WHAT YOU NEED TO DO:
Write out each line beneath this one exactly as it reads.

EXERCISE DATA:
------------------------------------

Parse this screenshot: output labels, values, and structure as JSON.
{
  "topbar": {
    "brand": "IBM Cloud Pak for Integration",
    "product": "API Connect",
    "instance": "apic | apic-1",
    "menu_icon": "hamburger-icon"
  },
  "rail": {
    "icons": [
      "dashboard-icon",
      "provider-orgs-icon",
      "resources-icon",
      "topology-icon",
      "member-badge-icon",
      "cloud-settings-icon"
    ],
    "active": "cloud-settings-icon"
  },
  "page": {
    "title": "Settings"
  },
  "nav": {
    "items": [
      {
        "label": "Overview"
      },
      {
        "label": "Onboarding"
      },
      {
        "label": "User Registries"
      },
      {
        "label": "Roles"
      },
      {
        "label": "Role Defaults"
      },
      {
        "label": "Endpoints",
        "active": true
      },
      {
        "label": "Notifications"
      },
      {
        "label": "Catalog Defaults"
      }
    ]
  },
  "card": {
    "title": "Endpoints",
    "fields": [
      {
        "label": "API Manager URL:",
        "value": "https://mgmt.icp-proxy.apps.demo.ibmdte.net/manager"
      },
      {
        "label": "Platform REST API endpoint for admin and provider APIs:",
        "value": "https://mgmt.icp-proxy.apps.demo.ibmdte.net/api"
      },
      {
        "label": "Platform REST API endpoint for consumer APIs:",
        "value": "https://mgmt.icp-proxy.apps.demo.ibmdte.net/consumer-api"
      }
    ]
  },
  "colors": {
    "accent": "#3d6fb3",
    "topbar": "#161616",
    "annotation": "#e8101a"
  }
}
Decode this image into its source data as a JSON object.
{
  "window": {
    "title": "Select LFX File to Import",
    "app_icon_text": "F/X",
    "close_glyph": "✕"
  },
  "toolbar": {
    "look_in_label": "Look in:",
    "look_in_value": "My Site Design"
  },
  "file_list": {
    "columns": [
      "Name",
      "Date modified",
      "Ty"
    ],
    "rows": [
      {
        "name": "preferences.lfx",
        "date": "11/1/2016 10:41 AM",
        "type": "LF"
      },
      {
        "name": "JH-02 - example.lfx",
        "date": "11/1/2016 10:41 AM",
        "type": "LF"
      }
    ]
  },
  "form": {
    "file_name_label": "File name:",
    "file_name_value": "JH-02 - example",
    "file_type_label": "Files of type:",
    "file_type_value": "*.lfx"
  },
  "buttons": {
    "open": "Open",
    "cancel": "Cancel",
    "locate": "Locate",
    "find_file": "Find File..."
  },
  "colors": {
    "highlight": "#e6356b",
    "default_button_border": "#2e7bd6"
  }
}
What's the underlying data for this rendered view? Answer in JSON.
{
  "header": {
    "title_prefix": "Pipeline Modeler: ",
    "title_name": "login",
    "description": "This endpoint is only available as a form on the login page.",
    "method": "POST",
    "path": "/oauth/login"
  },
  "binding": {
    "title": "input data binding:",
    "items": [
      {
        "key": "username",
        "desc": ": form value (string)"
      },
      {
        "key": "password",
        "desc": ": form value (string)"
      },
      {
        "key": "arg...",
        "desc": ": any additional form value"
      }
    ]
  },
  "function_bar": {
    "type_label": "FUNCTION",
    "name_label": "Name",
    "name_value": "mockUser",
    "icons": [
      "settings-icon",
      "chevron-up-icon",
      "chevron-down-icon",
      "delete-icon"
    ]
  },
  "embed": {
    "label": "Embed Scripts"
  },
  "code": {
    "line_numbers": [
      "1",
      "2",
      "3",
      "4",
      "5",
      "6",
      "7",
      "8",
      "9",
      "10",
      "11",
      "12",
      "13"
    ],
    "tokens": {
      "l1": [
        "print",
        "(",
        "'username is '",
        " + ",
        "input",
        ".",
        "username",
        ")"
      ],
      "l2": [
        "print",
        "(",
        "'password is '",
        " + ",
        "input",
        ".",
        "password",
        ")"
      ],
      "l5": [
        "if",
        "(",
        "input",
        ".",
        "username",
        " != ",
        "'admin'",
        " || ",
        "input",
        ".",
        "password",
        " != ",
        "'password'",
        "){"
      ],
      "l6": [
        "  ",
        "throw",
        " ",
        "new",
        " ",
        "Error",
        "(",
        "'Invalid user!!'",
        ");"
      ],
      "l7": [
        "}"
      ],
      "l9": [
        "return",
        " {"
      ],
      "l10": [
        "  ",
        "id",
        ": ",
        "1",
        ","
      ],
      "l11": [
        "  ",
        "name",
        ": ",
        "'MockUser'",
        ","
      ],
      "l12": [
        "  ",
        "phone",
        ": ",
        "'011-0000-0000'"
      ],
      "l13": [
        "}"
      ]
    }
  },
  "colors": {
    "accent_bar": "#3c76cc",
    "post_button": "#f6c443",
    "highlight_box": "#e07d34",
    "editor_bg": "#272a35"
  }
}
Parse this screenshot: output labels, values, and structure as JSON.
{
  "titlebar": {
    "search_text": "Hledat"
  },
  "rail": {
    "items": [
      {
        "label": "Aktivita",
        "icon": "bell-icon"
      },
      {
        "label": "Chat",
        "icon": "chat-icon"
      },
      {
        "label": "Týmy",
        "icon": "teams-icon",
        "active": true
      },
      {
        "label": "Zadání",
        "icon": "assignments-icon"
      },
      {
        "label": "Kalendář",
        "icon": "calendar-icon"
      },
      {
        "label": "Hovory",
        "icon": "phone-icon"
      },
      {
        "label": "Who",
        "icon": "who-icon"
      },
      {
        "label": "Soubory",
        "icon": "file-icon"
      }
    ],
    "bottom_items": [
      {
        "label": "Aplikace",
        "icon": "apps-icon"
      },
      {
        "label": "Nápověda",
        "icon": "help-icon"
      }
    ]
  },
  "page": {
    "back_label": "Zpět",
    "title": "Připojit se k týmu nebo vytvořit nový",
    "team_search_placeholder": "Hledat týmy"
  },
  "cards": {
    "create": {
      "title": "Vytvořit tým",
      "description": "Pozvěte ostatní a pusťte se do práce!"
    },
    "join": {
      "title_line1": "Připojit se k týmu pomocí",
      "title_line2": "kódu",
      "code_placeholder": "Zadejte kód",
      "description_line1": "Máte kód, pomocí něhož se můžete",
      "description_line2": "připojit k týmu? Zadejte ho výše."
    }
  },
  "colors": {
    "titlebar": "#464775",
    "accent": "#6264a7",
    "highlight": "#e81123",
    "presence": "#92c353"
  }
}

------------------------------------

RESULT OF THIS EXERCISE:
Parse this screenshot: output labels, values, and structure as JSON.
{
  "topbar": {
    "brand": "IBM Cloud Pak for Integration",
    "product": "API Connect",
    "instance": "apic | apic-1",
    "menu_icon": "hamburger-icon"
  },
  "rail": {
    "icons": [
      "dashboard-icon",
      "provider-orgs-icon",
      "resources-icon",
      "topology-icon",
      "member-badge-icon",
      "cloud-settings-icon"
    ],
    "active": "cloud-settings-icon"
  },
  "page": {
    "title": "Settings"
  },
  "nav": {
    "items": [
      {
        "label": "Overview"
      },
      {
        "label": "Onboarding"
      },
      {
        "label": "User Registries"
      },
      {
        "label": "Roles"
      },
      {
        "label": "Role Defaults"
      },
      {
        "label": "Endpoints",
        "active": true
      },
      {
        "label": "Notifications"
      },
      {
        "label": "Catalog Defaults"
      }
    ]
  },
  "card": {
    "title": "Endpoints",
    "fields": [
      {
        "label": "API Manager URL:",
        "value": "https://mgmt.icp-proxy.apps.demo.ibmdte.net/manager"
      },
      {
        "label": "Platform REST API endpoint for admin and provider APIs:",
        "value": "https://mgmt.icp-proxy.apps.demo.ibmdte.net/api"
      },
      {
        "label": "Platform REST API endpoint for consumer APIs:",
        "value": "https://mgmt.icp-proxy.apps.demo.ibmdte.net/consumer-api"
      }
    ]
  },
  "colors": {
    "accent": "#3d6fb3",
    "topbar": "#161616",
    "annotation": "#e8101a"
  }
}
Decode this image into its source data as a JSON object.
{
  "window": {
    "title": "Select LFX File to Import",
    "app_icon_text": "F/X",
    "close_glyph": "✕"
  },
  "toolbar": {
    "look_in_label": "Look in:",
    "look_in_value": "My Site Design"
  },
  "file_list": {
    "columns": [
      "Name",
      "Date modified",
      "Ty"
    ],
    "rows": [
      {
        "name": "preferences.lfx",
        "date": "11/1/2016 10:41 AM",
        "type": "LF"
      },
      {
        "name": "JH-02 - example.lfx",
        "date": "11/1/2016 10:41 AM",
        "type": "LF"
      }
    ]
  },
  "form": {
    "file_name_label": "File name:",
    "file_name_value": "JH-02 - example",
    "file_type_label": "Files of type:",
    "file_type_value": "*.lfx"
  },
  "buttons": {
    "open": "Open",
    "cancel": "Cancel",
    "locate": "Locate",
    "find_file": "Find File..."
  },
  "colors": {
    "highlight": "#e6356b",
    "default_button_border": "#2e7bd6"
  }
}
What's the underlying data for this rendered view? Answer in JSON.
{
  "header": {
    "title_prefix": "Pipeline Modeler: ",
    "title_name": "login",
    "description": "This endpoint is only available as a form on the login page.",
    "method": "POST",
    "path": "/oauth/login"
  },
  "binding": {
    "title": "input data binding:",
    "items": [
      {
        "key": "username",
        "desc": ": form value (string)"
      },
      {
        "key": "password",
        "desc": ": form value (string)"
      },
      {
        "key": "arg...",
        "desc": ": any additional form value"
      }
    ]
  },
  "function_bar": {
    "type_label": "FUNCTION",
    "name_label": "Name",
    "name_value": "mockUser",
    "icons": [
      "settings-icon",
      "chevron-up-icon",
      "chevron-down-icon",
      "delete-icon"
    ]
  },
  "embed": {
    "label": "Embed Scripts"
  },
  "code": {
    "line_numbers": [
      "1",
      "2",
      "3",
      "4",
      "5",
      "6",
      "7",
      "8",
      "9",
      "10",
      "11",
      "12",
      "13"
    ],
    "tokens": {
      "l1": [
        "print",
        "(",
        "'username is '",
        " + ",
        "input",
        ".",
        "username",
        ")"
      ],
      "l2": [
        "print",
        "(",
        "'password is '",
        " + ",
        "input",
        ".",
        "password",
        ")"
      ],
      "l5": [
        "if",
        "(",
        "input",
        ".",
        "username",
        " != ",
        "'admin'",
        " || ",
        "input",
        ".",
        "password",
        " != ",
        "'password'",
        "){"
      ],
      "l6": [
        "  ",
        "throw",
        " ",
        "new",
        " ",
        "Error",
        "(",
        "'Invalid user!!'",
        ");"
      ],
      "l7": [
        "}"
      ],
      "l9": [
        "return",
        " {"
      ],
      "l10": [
        "  ",
        "id",
        ": ",
        "1",
        ","
      ],
      "l11": [
        "  ",
        "name",
        ": ",
        "'MockUser'",
        ","
      ],
      "l12": [
        "  ",
        "phone",
        ": ",
        "'011-0000-0000'"
      ],
      "l13": [
        "}"
      ]
    }
  },
  "colors": {
    "accent_bar": "#3c76cc",
    "post_button": "#f6c443",
    "highlight_box": "#e07d34",
    "editor_bg": "#272a35"
  }
}
Parse this screenshot: output labels, values, and structure as JSON.
{
  "titlebar": {
    "search_text": "Hledat"
  },
  "rail": {
    "items": [
      {
        "label": "Aktivita",
        "icon": "bell-icon"
      },
      {
        "label": "Chat",
        "icon": "chat-icon"
      },
      {
        "label": "Týmy",
        "icon": "teams-icon",
        "active": true
      },
      {
        "label": "Zadání",
        "icon": "assignments-icon"
      },
      {
        "label": "Kalendář",
        "icon": "calendar-icon"
      },
      {
        "label": "Hovory",
        "icon": "phone-icon"
      },
      {
        "label": "Who",
        "icon": "who-icon"
      },
      {
        "label": "Soubory",
        "icon": "file-icon"
      }
    ],
    "bottom_items": [
      {
        "label": "Aplikace",
        "icon": "apps-icon"
      },
      {
        "label": "Nápověda",
        "icon": "help-icon"
      }
    ]
  },
  "page": {
    "back_label": "Zpět",
    "title": "Připojit se k týmu nebo vytvořit nový",
    "team_search_placeholder": "Hledat týmy"
  },
  "cards": {
    "create": {
      "title": "Vytvořit tým",
      "description": "Pozvěte ostatní a pusťte se do práce!"
    },
    "join": {
      "title_line1": "Připojit se k týmu pomocí",
      "title_line2": "kódu",
      "code_placeholder": "Zadejte kód",
      "description_line1": "Máte kód, pomocí něhož se můžete",
      "description_line2": "připojit k týmu? Zadejte ho výše."
    }
  },
  "colors": {
    "titlebar": "#464775",
    "accent": "#6264a7",
    "highlight": "#e81123",
    "presence": "#92c353"
  }
}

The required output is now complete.